* Begin Records to process *

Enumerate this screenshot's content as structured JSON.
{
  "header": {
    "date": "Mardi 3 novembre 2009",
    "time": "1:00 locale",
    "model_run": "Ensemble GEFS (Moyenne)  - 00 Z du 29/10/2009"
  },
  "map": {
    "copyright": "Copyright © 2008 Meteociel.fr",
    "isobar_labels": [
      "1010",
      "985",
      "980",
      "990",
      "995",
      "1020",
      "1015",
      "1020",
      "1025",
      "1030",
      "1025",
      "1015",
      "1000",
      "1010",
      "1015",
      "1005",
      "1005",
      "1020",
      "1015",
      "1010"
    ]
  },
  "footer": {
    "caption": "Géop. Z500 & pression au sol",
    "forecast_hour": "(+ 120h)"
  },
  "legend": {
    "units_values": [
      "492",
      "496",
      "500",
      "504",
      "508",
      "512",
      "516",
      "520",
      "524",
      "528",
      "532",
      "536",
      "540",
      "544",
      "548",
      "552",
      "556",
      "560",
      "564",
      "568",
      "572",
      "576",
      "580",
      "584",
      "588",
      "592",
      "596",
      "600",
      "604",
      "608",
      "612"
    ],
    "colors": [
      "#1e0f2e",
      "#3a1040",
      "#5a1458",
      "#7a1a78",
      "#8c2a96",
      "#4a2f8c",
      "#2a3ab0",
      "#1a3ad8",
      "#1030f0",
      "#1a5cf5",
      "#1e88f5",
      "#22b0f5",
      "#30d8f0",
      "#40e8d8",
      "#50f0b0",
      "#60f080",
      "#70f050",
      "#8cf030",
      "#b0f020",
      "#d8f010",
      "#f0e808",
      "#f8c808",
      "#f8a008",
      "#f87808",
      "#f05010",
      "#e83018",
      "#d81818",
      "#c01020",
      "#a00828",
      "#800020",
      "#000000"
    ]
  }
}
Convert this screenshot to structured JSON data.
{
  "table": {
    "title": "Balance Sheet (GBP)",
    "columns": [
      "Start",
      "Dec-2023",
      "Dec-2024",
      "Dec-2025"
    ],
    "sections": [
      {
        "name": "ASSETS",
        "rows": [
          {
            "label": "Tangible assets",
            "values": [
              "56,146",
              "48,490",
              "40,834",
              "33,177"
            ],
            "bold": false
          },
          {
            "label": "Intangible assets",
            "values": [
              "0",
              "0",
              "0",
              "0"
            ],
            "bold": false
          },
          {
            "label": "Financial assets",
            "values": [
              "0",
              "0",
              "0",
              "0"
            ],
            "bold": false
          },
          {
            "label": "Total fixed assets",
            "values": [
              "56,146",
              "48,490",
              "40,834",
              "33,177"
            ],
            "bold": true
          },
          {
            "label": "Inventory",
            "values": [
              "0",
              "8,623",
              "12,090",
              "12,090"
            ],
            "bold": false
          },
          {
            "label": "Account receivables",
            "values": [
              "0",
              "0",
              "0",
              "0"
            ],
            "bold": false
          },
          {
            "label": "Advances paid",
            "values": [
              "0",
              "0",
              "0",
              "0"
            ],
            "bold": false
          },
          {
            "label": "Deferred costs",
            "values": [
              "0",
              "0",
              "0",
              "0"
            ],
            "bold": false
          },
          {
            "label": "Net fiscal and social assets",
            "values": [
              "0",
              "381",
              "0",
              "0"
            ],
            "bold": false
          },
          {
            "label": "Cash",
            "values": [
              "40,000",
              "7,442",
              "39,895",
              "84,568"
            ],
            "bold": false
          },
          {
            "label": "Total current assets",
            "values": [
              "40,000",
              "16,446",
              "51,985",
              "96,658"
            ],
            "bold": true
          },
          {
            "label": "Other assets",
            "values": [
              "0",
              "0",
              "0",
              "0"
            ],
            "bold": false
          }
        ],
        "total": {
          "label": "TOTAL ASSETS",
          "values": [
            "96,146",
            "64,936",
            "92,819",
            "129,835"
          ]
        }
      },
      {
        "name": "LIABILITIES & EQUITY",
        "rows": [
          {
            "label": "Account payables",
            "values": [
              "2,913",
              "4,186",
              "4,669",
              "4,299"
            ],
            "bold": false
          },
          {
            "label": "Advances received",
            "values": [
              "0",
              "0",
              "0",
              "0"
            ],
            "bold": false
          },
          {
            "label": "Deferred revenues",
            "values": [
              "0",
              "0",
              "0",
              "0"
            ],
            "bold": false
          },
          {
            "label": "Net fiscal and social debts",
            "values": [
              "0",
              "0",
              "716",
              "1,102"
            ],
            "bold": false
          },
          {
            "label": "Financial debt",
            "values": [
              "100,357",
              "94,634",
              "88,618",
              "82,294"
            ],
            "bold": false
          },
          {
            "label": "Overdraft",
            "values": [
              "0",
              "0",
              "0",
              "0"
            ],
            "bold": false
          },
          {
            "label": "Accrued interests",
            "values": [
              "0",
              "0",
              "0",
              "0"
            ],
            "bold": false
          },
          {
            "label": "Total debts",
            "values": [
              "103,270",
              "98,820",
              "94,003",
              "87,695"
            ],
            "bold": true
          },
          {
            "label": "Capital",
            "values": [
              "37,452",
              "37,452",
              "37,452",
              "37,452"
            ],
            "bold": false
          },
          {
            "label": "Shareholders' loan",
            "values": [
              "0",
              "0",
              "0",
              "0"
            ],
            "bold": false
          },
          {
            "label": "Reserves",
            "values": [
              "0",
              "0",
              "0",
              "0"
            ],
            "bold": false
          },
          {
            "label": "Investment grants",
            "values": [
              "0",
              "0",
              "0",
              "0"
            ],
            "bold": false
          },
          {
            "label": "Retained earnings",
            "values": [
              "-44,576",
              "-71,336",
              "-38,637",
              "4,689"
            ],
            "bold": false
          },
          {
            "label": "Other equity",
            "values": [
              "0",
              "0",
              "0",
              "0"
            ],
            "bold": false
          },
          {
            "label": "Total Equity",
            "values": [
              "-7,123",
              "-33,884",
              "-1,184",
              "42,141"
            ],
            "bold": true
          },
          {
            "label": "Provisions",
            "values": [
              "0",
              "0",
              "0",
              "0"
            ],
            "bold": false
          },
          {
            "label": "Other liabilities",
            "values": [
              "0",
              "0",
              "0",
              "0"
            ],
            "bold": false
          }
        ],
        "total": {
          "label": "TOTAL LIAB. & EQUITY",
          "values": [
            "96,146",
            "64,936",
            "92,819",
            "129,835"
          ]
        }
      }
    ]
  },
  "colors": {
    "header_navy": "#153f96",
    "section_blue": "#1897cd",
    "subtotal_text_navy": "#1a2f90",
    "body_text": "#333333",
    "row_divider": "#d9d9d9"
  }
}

* End Records to process *

| Problem to solve |
Only lines with the string "Financial" belong in your answer; copy each one.

| Result |
            "label": "Financial assets",
            "label": "Financial debt",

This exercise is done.